> **Aim of the exercise**:
Give the number of lines in the records below that include "Photos", and nothing more.
········
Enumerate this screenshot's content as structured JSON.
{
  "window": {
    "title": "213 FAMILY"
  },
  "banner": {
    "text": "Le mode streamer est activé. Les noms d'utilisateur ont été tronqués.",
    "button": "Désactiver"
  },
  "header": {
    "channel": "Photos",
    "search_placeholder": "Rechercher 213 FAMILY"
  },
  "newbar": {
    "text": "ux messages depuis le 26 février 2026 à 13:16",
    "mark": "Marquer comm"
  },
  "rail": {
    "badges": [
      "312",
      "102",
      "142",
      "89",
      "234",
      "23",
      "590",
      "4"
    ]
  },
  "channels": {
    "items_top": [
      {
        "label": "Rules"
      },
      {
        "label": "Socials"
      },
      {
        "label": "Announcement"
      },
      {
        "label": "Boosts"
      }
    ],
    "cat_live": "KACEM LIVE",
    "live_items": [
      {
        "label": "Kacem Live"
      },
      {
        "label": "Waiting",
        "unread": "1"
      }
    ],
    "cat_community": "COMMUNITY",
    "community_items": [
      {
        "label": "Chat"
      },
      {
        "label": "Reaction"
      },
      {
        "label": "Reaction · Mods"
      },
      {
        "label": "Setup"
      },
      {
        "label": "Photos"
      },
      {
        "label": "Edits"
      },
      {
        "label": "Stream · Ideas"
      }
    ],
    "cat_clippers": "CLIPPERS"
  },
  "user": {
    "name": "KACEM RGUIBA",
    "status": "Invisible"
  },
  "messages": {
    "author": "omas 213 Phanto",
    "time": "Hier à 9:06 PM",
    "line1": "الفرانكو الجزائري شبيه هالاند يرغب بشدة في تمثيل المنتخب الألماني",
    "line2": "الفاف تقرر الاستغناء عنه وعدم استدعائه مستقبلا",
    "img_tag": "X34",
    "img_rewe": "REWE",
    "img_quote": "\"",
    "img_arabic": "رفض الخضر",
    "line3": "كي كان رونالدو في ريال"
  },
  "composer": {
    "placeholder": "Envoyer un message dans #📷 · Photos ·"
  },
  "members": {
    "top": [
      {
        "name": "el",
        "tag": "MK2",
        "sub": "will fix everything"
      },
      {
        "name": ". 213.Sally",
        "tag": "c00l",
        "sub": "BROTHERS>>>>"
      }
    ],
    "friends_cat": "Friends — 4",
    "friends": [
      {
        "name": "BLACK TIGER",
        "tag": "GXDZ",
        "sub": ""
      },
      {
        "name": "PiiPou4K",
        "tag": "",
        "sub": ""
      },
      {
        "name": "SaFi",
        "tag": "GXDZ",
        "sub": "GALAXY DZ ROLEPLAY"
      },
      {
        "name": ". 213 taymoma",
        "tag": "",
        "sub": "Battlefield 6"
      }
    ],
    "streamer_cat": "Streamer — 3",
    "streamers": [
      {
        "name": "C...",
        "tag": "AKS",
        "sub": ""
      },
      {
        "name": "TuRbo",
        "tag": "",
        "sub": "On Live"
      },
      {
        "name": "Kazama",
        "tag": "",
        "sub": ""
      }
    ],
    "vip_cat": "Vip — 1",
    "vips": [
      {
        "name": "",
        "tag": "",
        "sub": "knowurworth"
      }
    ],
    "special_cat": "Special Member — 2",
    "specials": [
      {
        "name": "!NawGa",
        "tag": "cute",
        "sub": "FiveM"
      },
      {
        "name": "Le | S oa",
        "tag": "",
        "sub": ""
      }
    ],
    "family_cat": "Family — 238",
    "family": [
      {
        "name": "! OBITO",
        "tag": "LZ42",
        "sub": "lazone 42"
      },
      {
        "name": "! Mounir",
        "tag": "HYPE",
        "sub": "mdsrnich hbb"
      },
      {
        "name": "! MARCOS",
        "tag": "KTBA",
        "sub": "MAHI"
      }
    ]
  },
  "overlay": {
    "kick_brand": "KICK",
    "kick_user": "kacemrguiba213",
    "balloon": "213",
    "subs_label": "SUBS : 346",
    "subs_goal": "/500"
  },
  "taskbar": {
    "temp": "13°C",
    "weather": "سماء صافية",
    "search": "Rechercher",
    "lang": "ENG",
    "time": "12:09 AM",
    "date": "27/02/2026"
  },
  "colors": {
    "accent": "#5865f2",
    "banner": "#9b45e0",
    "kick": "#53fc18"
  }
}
········
> **Full output**:
3